_Direction_: Read the lines that follow and pick out every one containing the word "uitbraak".

+++ Records provided +++

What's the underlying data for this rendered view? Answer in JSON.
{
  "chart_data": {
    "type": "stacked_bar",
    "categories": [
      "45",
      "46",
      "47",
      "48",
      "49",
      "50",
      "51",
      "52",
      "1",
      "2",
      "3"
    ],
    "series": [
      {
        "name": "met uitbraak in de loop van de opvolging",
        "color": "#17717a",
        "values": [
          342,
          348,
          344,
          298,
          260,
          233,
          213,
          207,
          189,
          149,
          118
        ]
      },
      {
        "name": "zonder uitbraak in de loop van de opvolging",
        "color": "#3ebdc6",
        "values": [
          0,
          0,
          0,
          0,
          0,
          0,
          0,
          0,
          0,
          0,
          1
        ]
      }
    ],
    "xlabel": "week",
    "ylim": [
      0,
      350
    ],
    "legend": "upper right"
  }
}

+++

_Completed task_:
        "name": "met uitbraak in de loop van de opvolging",
        "name": "zonder uitbraak in de loop van de opvolging",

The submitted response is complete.